Exercise goal -> Search the listing for the string "text" and copy every line that contains it.

Data extract ->
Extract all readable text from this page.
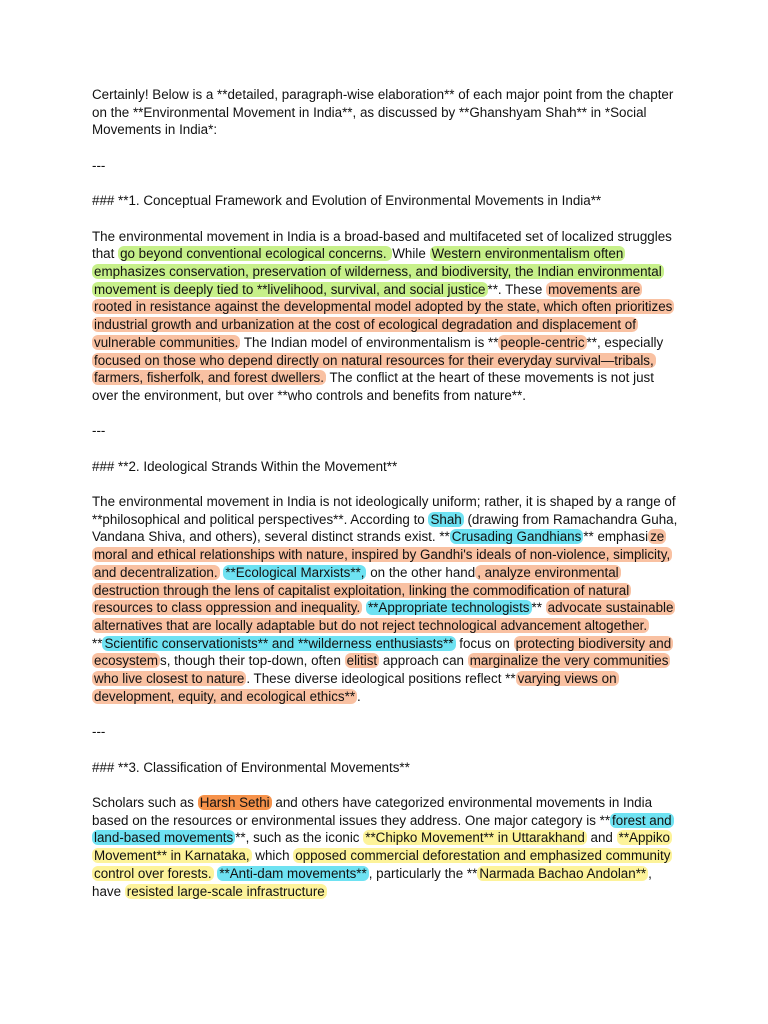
Certainly! Below is a **detailed, paragraph-wise elaboration** of each major point from the chapter on the **Environmental Movement in India**, as discussed by **Ghanshyam Shah** in *Social Movements in India*:

---

### **1. Conceptual Framework and Evolution of Environmental Movements in India**

The environmental movement in India is a broad-based and multifaceted set of localized struggles that go beyond conventional ecological concerns. While Western environmentalism often emphasizes conservation, preservation of wilderness, and biodiversity, the Indian environmental movement is deeply tied to **livelihood, survival, and social justice **. These movements are rooted in resistance against the developmental model adopted by the state, which often prioritizes industrial growth and urbanization at the cost of ecological degradation and displacement of vulnerable communities. The Indian model of environmentalism is ** people-centric **, especially focused on those who depend directly on natural resources for their everyday survival—tribals, farmers, fisherfolk, and forest dwellers. The conflict at the heart of these movements is not just over the environment, but over **who controls and benefits from nature**.

---

### **2. Ideological Strands Within the Movement**

The environmental movement in India is not ideologically uniform; rather, it is shaped by a range of **philosophical and political perspectives**. According to Shah (drawing from Ramachandra Guha, Vandana Shiva, and others), several distinct strands exist. ** Crusading Gandhians ** emphasi ze moral and ethical relationships with nature, inspired by Gandhi's ideals of non-violence, simplicity, and decentralization. **Ecological Marxists**, on the other hand , analyze environmental destruction through the lens of capitalist exploitation, linking the commodification of natural resources to class oppression and inequality. **Appropriate technologists ** advocate sustainable alternatives that are locally adaptable but do not reject technological advancement altogether. ** Scientific conservationists** and **wilderness enthusiasts** focus on protecting biodiversity and ecosystem s, though their top-down, often elitist approach can marginalize the very communities who live closest to nature . These diverse ideological positions reflect ** varying views on development, equity, and ecological ethics** .

---

### **3. Classification of Environmental Movements**

Scholars such as Harsh Sethi and others have categorized environmental movements in India based on the resources or environmental issues they address. One major category is ** forest and land-based movements **, such as the iconic **Chipko Movement** in Uttarakhand and **Appiko Movement** in Karnataka, which opposed commercial deforestation and emphasized community control over forests. **Anti-dam movements** , particularly the ** Narmada Bachao Andolan** , have resisted large-scale infrastructure
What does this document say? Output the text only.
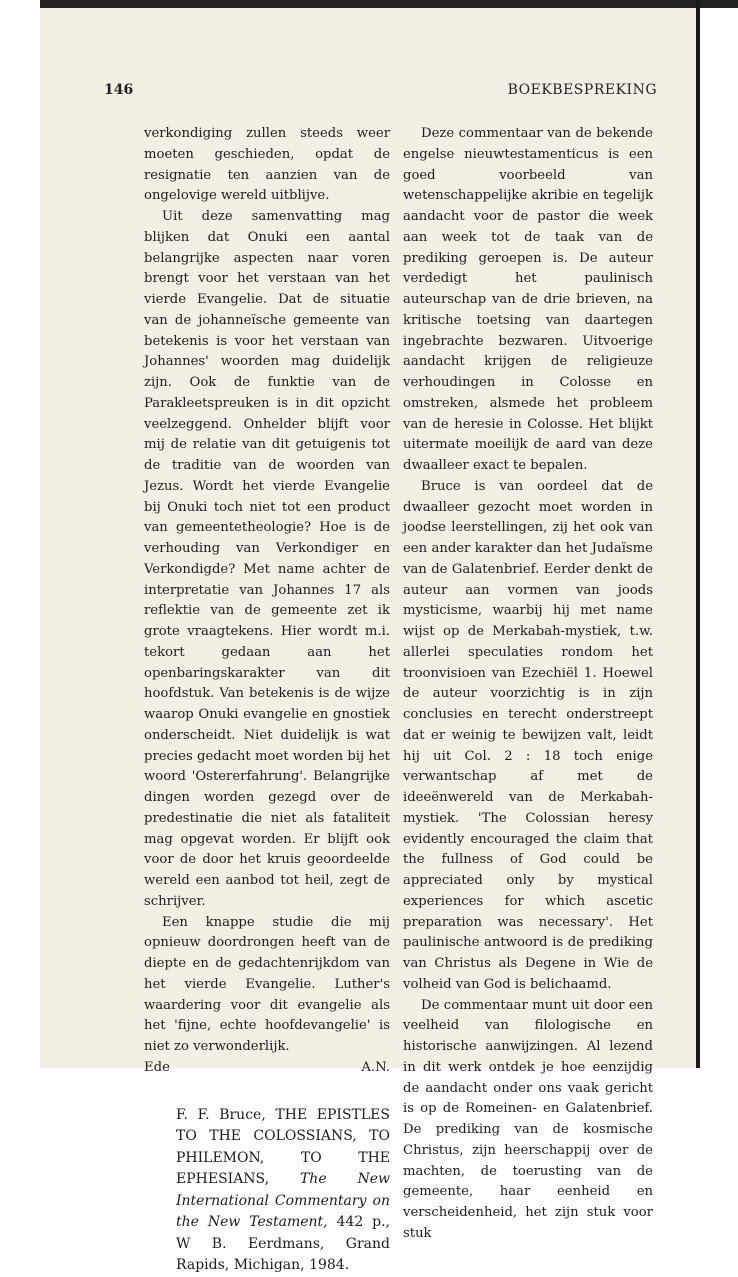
146	BOEKBESPREKING

verkondiging zullen steeds weer moeten geschieden, opdat de resignatie ten aanzien van de ongelovige wereld uitblijve.

Uit deze samenvatting mag blijken dat Onuki een aantal belangrijke aspecten naar voren brengt voor het verstaan van het vierde Evangelie. Dat de situatie van de johanneïsche gemeente van betekenis is voor het verstaan van Johannes' woorden mag duidelijk zijn. Ook de funktie van de Parakleetspreuken is in dit opzicht veelzeggend. Onhelder blijft voor mij de relatie van dit getuigenis tot de traditie van de woorden van Jezus. Wordt het vierde Evangelie bij Onuki toch niet tot een product van gemeentetheologie? Hoe is de verhouding van Verkondiger en Verkondigde? Met name achter de interpretatie van Johannes 17 als reflektie van de gemeente zet ik grote vraagtekens. Hier wordt m.i. tekort gedaan aan het openbaringskarakter van dit hoofdstuk. Van betekenis is de wijze waarop Onuki evangelie en gnostiek onderscheidt. Niet duidelijk is wat precies gedacht moet worden bij het woord 'Ostererfahrung'. Belangrijke dingen worden gezegd over de predestinatie die niet als fataliteit mag opgevat worden. Er blijft ook voor de door het kruis geoordeelde wereld een aanbod tot heil, zegt de schrijver.

Een knappe studie die mij opnieuw doordrongen heeft van de diepte en de gedachtenrijkdom van het vierde Evangelie. Luther's waardering voor dit evangelie als het 'fijne, echte hoofdevangelie' is niet zo verwonderlijk.

Ede	A.N.
F. F. Bruce, THE EPISTLES TO THE COLOSSIANS, TO PHILEMON, TO THE EPHESIANS, The New International Commentary on the New Testament, 442 p., W B. Eerdmans, Grand Rapids, Michigan, 1984.

Deze commentaar van de bekende engelse nieuwtestamenticus is een goed voorbeeld van wetenschappelijke akribie en tegelijk aandacht voor de pastor die week aan week tot de taak van de prediking geroepen is. De auteur verdedigt het paulinisch auteurschap van de drie brieven, na kritische toetsing van daartegen ingebrachte bezwaren. Uitvoerige aandacht krijgen de religieuze verhoudingen in Colosse en omstreken, alsmede het probleem van de heresie in Colosse. Het blijkt uitermate moeilijk de aard van deze dwaalleer exact te bepalen.

Bruce is van oordeel dat de dwaalleer gezocht moet worden in joodse leerstellingen, zij het ook van een ander karakter dan het Judaïsme van de Galatenbrief. Eerder denkt de auteur aan vormen van joods mysticisme, waarbij hij met name wijst op de Merkabah-mystiek, t.w. allerlei speculaties rondom het troonvisioen van Ezechiël 1. Hoewel de auteur voorzichtig is in zijn conclusies en terecht onderstreept dat er weinig te bewijzen valt, leidt hij uit Col. 2 : 18 toch enige verwantschap af met de ideeënwereld van de Merkabah-mystiek. 'The Colossian heresy evidently encouraged the claim that the fullness of God could be appreciated only by mystical experiences for which ascetic preparation was necessary'. Het paulinische antwoord is de prediking van Christus als Degene in Wie de volheid van God is belichaamd.

De commentaar munt uit door een veelheid van filologische en historische aanwijzingen. Al lezend in dit werk ontdek je hoe eenzijdig de aandacht onder ons vaak gericht is op de Romeinen- en Galatenbrief. De prediking van de kosmische Christus, zijn heerschappij over de machten, de toerusting van de gemeente, haar eenheid en verscheidenheid, het zijn stuk voor stuk
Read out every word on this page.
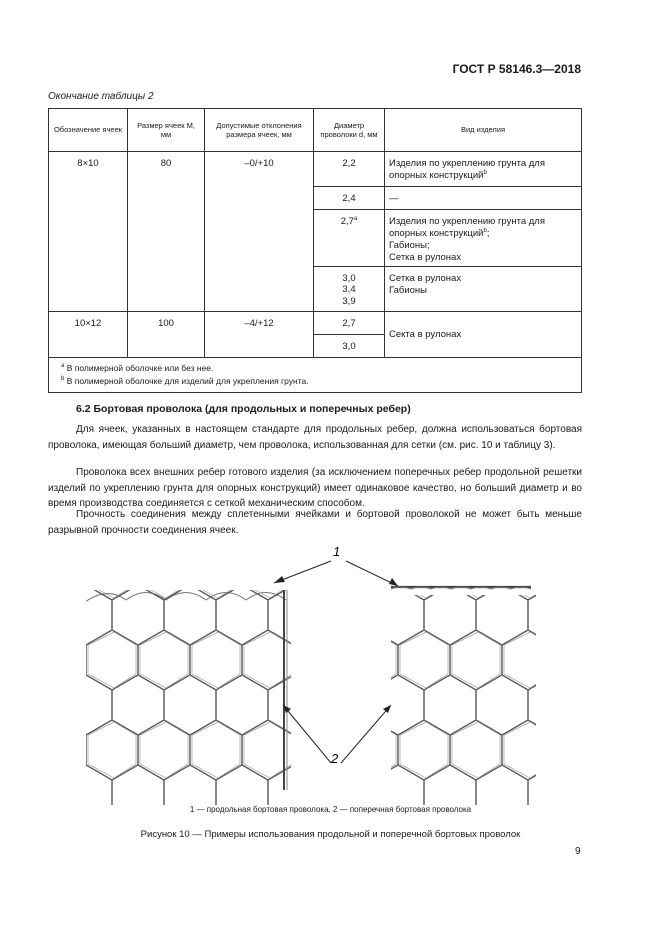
ГОСТ Р 58146.3—2018
Окончание таблицы 2
Обозначение ячеек	Размер ячеек M, мм	Допустимые отклонения размера ячеек, мм	Диаметр проволоки d, мм	Вид изделия
8×10	80	–0/+10	2,2	Изделия по укреплению грунта для опорных конструкций$^b$
			2,4	—
			2,7$^a$	Изделия по укреплению грунта для опорных конструкций$^b$;
Габионы;
Сетка в рулонах
			3,0
3,4
3,9	Сетка в рулонах
Габионы
10×12	100	–4/+12	2,7	Секта в рулонах
			3,0	
$^a$ В полимерной оболочке или без нее.
$^b$ В полимерной оболочке для изделий для укрепления грунта.				
6.2 Бортовая проволока (для продольных и поперечных ребер)
Для ячеек, указанных в настоящем стандарте для продольных ребер, должна использоваться бортовая проволока, имеющая больший диаметр, чем проволока, использованная для сетки (см. рис. 10 и таблицу 3).
Проволока всех внешних ребер готового изделия (за исключением поперечных ребер продольной решетки изделий по укреплению грунта для опорных конструкций) имеет одинаковое качество, но больший диаметр и во время производства соединяется с сеткой механическим способом.
Прочность соединения между сплетенными ячейками и бортовой проволокой не может быть меньше разрывной прочности соединения ячеек.
1
2
1 — продольная бортовая проволока, 2 — поперечная бортовая проволока
Рисунок 10 — Примеры использования продольной и поперечной бортовых проволок
9
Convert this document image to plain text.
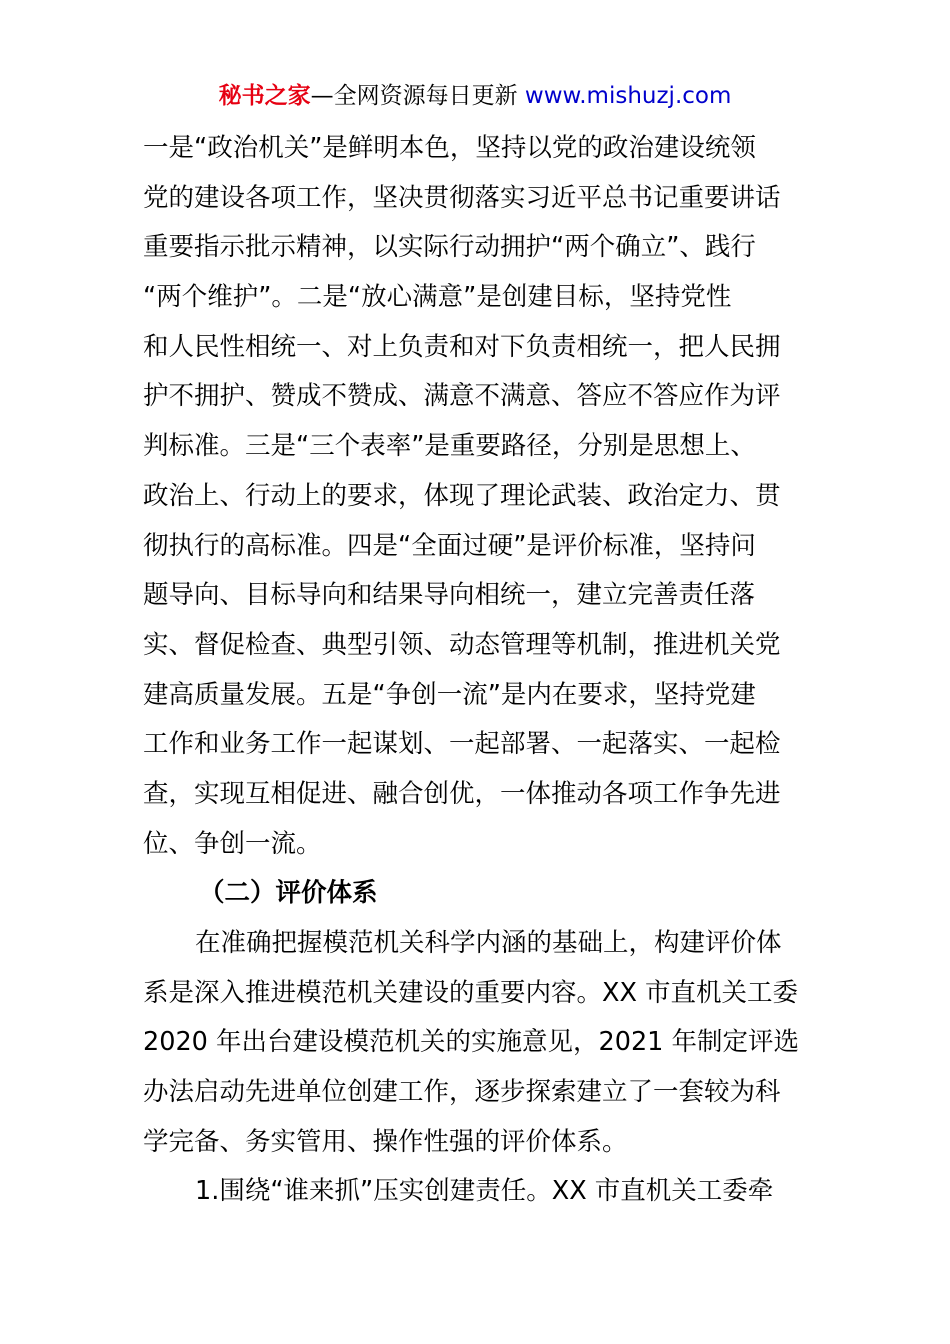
秘书之家—全网资源每日更新 www.mishuzj.com
一是“政治机关”是鲜明本色，坚持以党的政治建设统领
党的建设各项工作，坚决贯彻落实习近平总书记重要讲话
重要指示批示精神，以实际行动拥护“两个确立”、践行
“两个维护”。二是“放心满意”是创建目标，坚持党性
和人民性相统一、对上负责和对下负责相统一，把人民拥
护不拥护、赞成不赞成、满意不满意、答应不答应作为评
判标准。三是“三个表率”是重要路径，分别是思想上、
政治上、行动上的要求，体现了理论武装、政治定力、贯
彻执行的高标准。四是“全面过硬”是评价标准，坚持问
题导向、目标导向和结果导向相统一，建立完善责任落
实、督促检查、典型引领、动态管理等机制，推进机关党
建高质量发展。五是“争创一流”是内在要求，坚持党建
工作和业务工作一起谋划、一起部署、一起落实、一起检
查，实现互相促进、融合创优，一体推动各项工作争先进
位、争创一流。
（二）评价体系
在准确把握模范机关科学内涵的基础上，构建评价体
系是深入推进模范机关建设的重要内容。XX 市直机关工委
2020 年出台建设模范机关的实施意见，2021 年制定评选
办法启动先进单位创建工作，逐步探索建立了一套较为科
学完备、务实管用、操作性强的评价体系。
1.围绕“谁来抓”压实创建责任。XX 市直机关工委牵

Written response ->
Extract all readable text from this page.
What does this document say? Output the text only.
Convert this document image to plain text.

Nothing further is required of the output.